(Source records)
____

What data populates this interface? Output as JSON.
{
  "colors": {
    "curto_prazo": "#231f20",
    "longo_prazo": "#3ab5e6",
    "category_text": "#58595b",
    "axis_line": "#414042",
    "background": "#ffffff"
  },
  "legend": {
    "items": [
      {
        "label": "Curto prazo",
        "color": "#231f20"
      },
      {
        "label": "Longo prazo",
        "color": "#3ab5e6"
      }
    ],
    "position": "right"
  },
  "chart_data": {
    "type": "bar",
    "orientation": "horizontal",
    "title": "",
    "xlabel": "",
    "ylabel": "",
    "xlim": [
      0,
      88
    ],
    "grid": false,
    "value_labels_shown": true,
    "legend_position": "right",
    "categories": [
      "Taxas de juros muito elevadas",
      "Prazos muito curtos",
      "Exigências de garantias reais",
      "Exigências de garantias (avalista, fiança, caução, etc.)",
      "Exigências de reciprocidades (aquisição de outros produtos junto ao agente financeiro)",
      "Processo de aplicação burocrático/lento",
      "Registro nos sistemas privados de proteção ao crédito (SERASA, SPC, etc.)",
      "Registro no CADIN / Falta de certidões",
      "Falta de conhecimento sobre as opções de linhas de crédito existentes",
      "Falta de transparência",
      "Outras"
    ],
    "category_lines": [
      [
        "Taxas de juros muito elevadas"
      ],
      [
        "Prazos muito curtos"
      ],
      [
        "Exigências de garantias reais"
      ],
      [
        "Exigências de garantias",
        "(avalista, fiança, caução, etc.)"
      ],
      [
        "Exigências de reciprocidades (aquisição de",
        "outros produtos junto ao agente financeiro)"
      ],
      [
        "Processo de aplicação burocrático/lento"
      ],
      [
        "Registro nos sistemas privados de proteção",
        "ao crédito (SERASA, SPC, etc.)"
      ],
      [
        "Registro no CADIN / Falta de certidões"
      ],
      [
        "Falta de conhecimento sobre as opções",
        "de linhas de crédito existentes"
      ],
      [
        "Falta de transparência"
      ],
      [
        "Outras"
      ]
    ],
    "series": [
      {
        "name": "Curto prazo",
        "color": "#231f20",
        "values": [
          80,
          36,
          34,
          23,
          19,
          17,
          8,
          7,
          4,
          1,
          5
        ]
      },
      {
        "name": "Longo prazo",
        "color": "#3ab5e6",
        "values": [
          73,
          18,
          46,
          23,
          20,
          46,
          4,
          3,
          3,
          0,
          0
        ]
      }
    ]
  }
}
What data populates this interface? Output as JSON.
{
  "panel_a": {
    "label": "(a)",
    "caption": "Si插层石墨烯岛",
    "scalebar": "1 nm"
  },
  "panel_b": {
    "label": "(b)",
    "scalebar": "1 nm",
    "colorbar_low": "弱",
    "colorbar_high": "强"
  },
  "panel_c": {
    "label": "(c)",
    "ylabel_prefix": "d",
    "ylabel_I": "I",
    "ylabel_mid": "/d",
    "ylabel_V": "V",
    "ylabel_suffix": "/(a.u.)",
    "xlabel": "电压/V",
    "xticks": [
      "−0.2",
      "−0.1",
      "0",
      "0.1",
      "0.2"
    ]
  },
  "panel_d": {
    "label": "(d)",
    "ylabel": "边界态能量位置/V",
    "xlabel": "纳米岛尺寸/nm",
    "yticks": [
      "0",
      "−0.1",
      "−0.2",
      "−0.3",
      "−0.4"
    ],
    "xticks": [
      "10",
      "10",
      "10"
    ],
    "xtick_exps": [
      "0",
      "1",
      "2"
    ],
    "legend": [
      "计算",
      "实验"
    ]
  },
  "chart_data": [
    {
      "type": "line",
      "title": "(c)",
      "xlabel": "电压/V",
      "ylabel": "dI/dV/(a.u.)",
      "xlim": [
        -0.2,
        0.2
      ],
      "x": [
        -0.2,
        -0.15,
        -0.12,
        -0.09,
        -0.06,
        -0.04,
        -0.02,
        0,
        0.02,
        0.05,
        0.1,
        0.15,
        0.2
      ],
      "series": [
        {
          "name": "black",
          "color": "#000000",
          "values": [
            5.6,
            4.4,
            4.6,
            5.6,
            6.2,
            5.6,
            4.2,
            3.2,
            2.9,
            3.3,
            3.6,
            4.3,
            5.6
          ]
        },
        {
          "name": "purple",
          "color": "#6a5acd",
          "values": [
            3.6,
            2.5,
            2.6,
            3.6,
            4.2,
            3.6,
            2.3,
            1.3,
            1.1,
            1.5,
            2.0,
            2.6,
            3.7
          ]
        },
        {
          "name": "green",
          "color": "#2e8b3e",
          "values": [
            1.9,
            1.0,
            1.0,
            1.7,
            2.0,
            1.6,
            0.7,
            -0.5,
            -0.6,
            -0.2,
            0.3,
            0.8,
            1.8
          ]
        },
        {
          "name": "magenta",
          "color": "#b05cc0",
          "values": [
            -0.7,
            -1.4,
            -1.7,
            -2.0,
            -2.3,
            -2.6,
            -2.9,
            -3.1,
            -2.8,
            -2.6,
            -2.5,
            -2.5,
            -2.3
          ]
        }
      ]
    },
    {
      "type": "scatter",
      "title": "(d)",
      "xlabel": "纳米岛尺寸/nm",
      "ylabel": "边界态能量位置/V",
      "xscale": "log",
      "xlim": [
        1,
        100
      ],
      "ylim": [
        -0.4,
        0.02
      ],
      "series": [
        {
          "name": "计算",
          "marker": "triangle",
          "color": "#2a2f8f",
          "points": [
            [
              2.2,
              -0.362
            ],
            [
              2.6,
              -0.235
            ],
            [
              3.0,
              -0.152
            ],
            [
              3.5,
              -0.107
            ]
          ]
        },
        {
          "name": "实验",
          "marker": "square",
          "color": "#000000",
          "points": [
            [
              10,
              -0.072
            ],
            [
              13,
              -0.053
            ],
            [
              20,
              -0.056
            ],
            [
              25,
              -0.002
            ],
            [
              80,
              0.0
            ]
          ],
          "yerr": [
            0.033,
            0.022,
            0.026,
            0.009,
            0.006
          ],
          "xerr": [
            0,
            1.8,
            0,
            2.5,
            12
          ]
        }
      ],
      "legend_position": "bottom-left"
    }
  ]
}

____

In the entries above, find each line with the word "right" and copy it.

    "position": "right"
    "legend_position": "right",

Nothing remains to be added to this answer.